Aim - Extract every entry word for word.

Material shown -
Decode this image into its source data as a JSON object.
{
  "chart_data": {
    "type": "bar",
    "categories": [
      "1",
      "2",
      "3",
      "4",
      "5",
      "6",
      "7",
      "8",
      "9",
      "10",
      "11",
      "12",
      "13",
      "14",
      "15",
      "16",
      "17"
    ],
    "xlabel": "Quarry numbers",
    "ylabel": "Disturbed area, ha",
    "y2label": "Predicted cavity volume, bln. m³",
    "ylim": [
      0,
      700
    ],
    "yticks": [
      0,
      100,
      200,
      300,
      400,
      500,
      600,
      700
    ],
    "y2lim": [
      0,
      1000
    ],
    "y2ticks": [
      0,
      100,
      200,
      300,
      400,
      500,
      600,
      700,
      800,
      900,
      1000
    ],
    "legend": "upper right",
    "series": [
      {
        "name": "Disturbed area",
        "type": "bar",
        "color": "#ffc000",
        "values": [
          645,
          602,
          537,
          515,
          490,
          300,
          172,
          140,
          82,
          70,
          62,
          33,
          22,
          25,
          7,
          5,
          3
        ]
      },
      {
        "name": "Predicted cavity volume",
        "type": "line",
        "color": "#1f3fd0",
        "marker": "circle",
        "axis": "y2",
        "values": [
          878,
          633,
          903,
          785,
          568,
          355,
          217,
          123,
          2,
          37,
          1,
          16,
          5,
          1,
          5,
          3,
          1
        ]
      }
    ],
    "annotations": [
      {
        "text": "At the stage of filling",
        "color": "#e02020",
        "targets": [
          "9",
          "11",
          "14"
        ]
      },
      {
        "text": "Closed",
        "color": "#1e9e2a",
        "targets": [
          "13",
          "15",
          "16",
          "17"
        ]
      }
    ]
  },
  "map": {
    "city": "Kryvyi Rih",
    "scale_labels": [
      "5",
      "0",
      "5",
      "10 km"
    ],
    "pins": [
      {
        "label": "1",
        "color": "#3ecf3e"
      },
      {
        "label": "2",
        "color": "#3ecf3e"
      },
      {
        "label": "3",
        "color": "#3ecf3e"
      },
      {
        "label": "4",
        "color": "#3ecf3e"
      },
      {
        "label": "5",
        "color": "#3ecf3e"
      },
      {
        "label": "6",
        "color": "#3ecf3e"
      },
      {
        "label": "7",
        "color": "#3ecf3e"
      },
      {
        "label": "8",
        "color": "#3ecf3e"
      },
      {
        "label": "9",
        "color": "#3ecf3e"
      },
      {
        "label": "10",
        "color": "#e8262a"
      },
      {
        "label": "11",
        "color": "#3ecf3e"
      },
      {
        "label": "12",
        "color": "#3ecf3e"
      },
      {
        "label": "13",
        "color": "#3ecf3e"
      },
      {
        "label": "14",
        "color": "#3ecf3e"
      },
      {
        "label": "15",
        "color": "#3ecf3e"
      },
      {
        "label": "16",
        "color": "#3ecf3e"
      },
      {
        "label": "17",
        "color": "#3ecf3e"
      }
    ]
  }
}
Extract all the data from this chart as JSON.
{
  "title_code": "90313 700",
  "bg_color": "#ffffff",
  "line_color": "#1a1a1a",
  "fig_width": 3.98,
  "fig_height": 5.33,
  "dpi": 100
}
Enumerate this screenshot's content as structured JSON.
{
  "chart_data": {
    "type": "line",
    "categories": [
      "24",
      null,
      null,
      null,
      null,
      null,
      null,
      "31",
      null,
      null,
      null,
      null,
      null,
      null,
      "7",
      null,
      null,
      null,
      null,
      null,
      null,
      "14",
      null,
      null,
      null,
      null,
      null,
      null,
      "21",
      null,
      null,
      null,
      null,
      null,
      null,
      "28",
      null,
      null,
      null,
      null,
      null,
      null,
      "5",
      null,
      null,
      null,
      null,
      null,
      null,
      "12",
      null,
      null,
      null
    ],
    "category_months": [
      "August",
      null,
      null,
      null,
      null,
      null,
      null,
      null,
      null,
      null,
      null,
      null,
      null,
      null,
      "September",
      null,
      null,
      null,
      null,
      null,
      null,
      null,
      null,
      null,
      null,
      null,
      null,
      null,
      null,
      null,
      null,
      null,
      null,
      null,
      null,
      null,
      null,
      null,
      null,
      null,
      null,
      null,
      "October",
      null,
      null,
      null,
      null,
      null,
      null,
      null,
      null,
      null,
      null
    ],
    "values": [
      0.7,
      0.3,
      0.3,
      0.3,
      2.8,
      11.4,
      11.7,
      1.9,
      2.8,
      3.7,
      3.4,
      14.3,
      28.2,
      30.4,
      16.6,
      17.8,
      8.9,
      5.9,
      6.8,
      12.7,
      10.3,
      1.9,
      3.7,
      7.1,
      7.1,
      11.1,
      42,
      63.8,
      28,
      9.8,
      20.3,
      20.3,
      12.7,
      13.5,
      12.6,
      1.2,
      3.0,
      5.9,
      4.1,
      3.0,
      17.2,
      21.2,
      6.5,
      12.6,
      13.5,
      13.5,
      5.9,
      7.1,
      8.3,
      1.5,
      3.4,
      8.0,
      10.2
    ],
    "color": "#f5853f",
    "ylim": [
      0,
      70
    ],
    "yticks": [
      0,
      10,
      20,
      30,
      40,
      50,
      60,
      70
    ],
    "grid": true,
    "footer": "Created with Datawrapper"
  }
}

Finished exercise -
Decode this image into its source data as a JSON object.
{
  "chart_data": {
    "type": "bar",
    "categories": [
      "1",
      "2",
      "3",
      "4",
      "5",
      "6",
      "7",
      "8",
      "9",
      "10",
      "11",
      "12",
      "13",
      "14",
      "15",
      "16",
      "17"
    ],
    "xlabel": "Quarry numbers",
    "ylabel": "Disturbed area, ha",
    "y2label": "Predicted cavity volume, bln. m³",
    "ylim": [
      0,
      700
    ],
    "yticks": [
      0,
      100,
      200,
      300,
      400,
      500,
      600,
      700
    ],
    "y2lim": [
      0,
      1000
    ],
    "y2ticks": [
      0,
      100,
      200,
      300,
      400,
      500,
      600,
      700,
      800,
      900,
      1000
    ],
    "legend": "upper right",
    "series": [
      {
        "name": "Disturbed area",
        "type": "bar",
        "color": "#ffc000",
        "values": [
          645,
          602,
          537,
          515,
          490,
          300,
          172,
          140,
          82,
          70,
          62,
          33,
          22,
          25,
          7,
          5,
          3
        ]
      },
      {
        "name": "Predicted cavity volume",
        "type": "line",
        "color": "#1f3fd0",
        "marker": "circle",
        "axis": "y2",
        "values": [
          878,
          633,
          903,
          785,
          568,
          355,
          217,
          123,
          2,
          37,
          1,
          16,
          5,
          1,
          5,
          3,
          1
        ]
      }
    ],
    "annotations": [
      {
        "text": "At the stage of filling",
        "color": "#e02020",
        "targets": [
          "9",
          "11",
          "14"
        ]
      },
      {
        "text": "Closed",
        "color": "#1e9e2a",
        "targets": [
          "13",
          "15",
          "16",
          "17"
        ]
      }
    ]
  },
  "map": {
    "city": "Kryvyi Rih",
    "scale_labels": [
      "5",
      "0",
      "5",
      "10 km"
    ],
    "pins": [
      {
        "label": "1",
        "color": "#3ecf3e"
      },
      {
        "label": "2",
        "color": "#3ecf3e"
      },
      {
        "label": "3",
        "color": "#3ecf3e"
      },
      {
        "label": "4",
        "color": "#3ecf3e"
      },
      {
        "label": "5",
        "color": "#3ecf3e"
      },
      {
        "label": "6",
        "color": "#3ecf3e"
      },
      {
        "label": "7",
        "color": "#3ecf3e"
      },
      {
        "label": "8",
        "color": "#3ecf3e"
      },
      {
        "label": "9",
        "color": "#3ecf3e"
      },
      {
        "label": "10",
        "color": "#e8262a"
      },
      {
        "label": "11",
        "color": "#3ecf3e"
      },
      {
        "label": "12",
        "color": "#3ecf3e"
      },
      {
        "label": "13",
        "color": "#3ecf3e"
      },
      {
        "label": "14",
        "color": "#3ecf3e"
      },
      {
        "label": "15",
        "color": "#3ecf3e"
      },
      {
        "label": "16",
        "color": "#3ecf3e"
      },
      {
        "label": "17",
        "color": "#3ecf3e"
      }
    ]
  }
}
Extract all the data from this chart as JSON.
{
  "title_code": "90313 700",
  "bg_color": "#ffffff",
  "line_color": "#1a1a1a",
  "fig_width": 3.98,
  "fig_height": 5.33,
  "dpi": 100
}
Enumerate this screenshot's content as structured JSON.
{
  "chart_data": {
    "type": "line",
    "categories": [
      "24",
      null,
      null,
      null,
      null,
      null,
      null,
      "31",
      null,
      null,
      null,
      null,
      null,
      null,
      "7",
      null,
      null,
      null,
      null,
      null,
      null,
      "14",
      null,
      null,
      null,
      null,
      null,
      null,
      "21",
      null,
      null,
      null,
      null,
      null,
      null,
      "28",
      null,
      null,
      null,
      null,
      null,
      null,
      "5",
      null,
      null,
      null,
      null,
      null,
      null,
      "12",
      null,
      null,
      null
    ],
    "category_months": [
      "August",
      null,
      null,
      null,
      null,
      null,
      null,
      null,
      null,
      null,
      null,
      null,
      null,
      null,
      "September",
      null,
      null,
      null,
      null,
      null,
      null,
      null,
      null,
      null,
      null,
      null,
      null,
      null,
      null,
      null,
      null,
      null,
      null,
      null,
      null,
      null,
      null,
      null,
      null,
      null,
      null,
      null,
      "October",
      null,
      null,
      null,
      null,
      null,
      null,
      null,
      null,
      null,
      null
    ],
    "values": [
      0.7,
      0.3,
      0.3,
      0.3,
      2.8,
      11.4,
      11.7,
      1.9,
      2.8,
      3.7,
      3.4,
      14.3,
      28.2,
      30.4,
      16.6,
      17.8,
      8.9,
      5.9,
      6.8,
      12.7,
      10.3,
      1.9,
      3.7,
      7.1,
      7.1,
      11.1,
      42,
      63.8,
      28,
      9.8,
      20.3,
      20.3,
      12.7,
      13.5,
      12.6,
      1.2,
      3.0,
      5.9,
      4.1,
      3.0,
      17.2,
      21.2,
      6.5,
      12.6,
      13.5,
      13.5,
      5.9,
      7.1,
      8.3,
      1.5,
      3.4,
      8.0,
      10.2
    ],
    "color": "#f5853f",
    "ylim": [
      0,
      70
    ],
    "yticks": [
      0,
      10,
      20,
      30,
      40,
      50,
      60,
      70
    ],
    "grid": true,
    "footer": "Created with Datawrapper"
  }
}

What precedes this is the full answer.